Collected data
#####

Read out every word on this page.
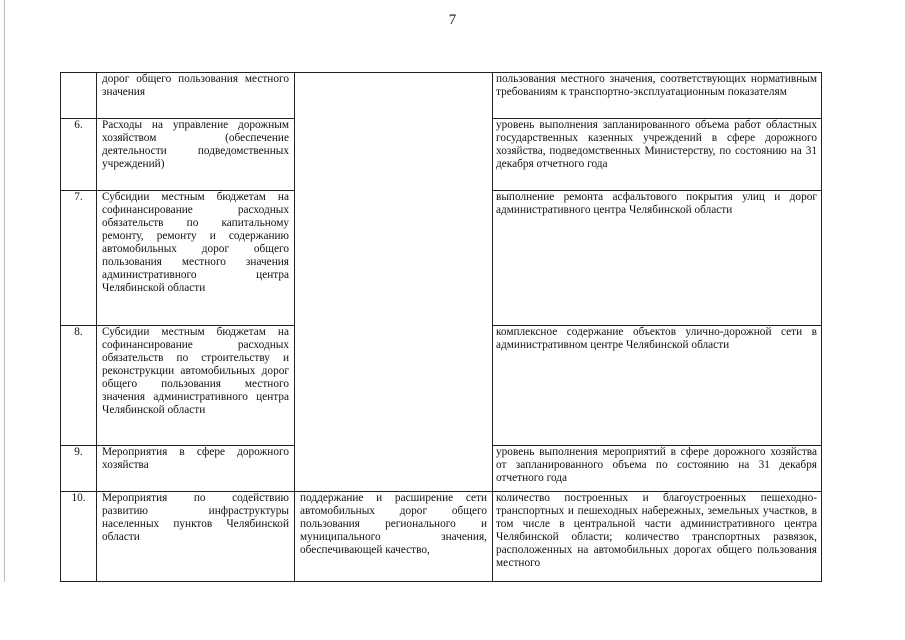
7

	дорог общего пользования местного значения		пользования местного значения, соответствующих нормативным требованиям к транспортно-эксплуатационным показателям

6.	Расходы на управление дорожным хозяйством (обеспечение деятельности подведомственных учреждений)		уровень выполнения запланированного объема работ областных государственных казенных учреждений в сфере дорожного хозяйства, подведомственных Министерству, по состоянию на 31 декабря отчетного года

7.	Субсидии местным бюджетам на софинансирование расходных обязательств по капитальному ремонту, ремонту и содержанию автомобильных дорог общего пользования местного значения административного центра Челябинской области		выполнение ремонта асфальтового покрытия улиц и дорог административного центра Челябинской области

8.	Субсидии местным бюджетам на софинансирование расходных обязательств по строительству и реконструкции автомобильных дорог общего пользования местного значения административного центра Челябинской области		комплексное содержание объектов улично-дорожной сети в административном центре Челябинской области

9.	Мероприятия в сфере дорожного хозяйства		уровень выполнения мероприятий в сфере дорожного хозяйства от запланированного объема по состоянию на 31 декабря отчетного года

10.	Мероприятия по содействию развитию инфраструктуры населенных пунктов Челябинской области	поддержание и расширение сети автомобильных дорог общего пользования регионального и муниципального значения, обеспечивающей качество,	количество построенных и благоустроенных пешеходно-транспортных и пешеходных набережных, земельных участков, в том числе в центральной части административного центра Челябинской области; количество транспортных развязок, расположенных на автомобильных дорогах общего пользования местного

#####

### Work to do:
Reproduce all the entries that precede this task, word for word, minus any pictures.

### Answer to the task:
Read out every word on this page.
7

	дорог общего пользования местного значения		пользования местного значения, соответствующих нормативным требованиям к транспортно-эксплуатационным показателям

6.	Расходы на управление дорожным хозяйством (обеспечение деятельности подведомственных учреждений)		уровень выполнения запланированного объема работ областных государственных казенных учреждений в сфере дорожного хозяйства, подведомственных Министерству, по состоянию на 31 декабря отчетного года

7.	Субсидии местным бюджетам на софинансирование расходных обязательств по капитальному ремонту, ремонту и содержанию автомобильных дорог общего пользования местного значения административного центра Челябинской области		выполнение ремонта асфальтового покрытия улиц и дорог административного центра Челябинской области

8.	Субсидии местным бюджетам на софинансирование расходных обязательств по строительству и реконструкции автомобильных дорог общего пользования местного значения административного центра Челябинской области		комплексное содержание объектов улично-дорожной сети в административном центре Челябинской области

9.	Мероприятия в сфере дорожного хозяйства		уровень выполнения мероприятий в сфере дорожного хозяйства от запланированного объема по состоянию на 31 декабря отчетного года

10.	Мероприятия по содействию развитию инфраструктуры населенных пунктов Челябинской области	поддержание и расширение сети автомобильных дорог общего пользования регионального и муниципального значения, обеспечивающей качество,	количество построенных и благоустроенных пешеходно-транспортных и пешеходных набережных, земельных участков, в том числе в центральной части административного центра Челябинской области; количество транспортных развязок, расположенных на автомобильных дорогах общего пользования местного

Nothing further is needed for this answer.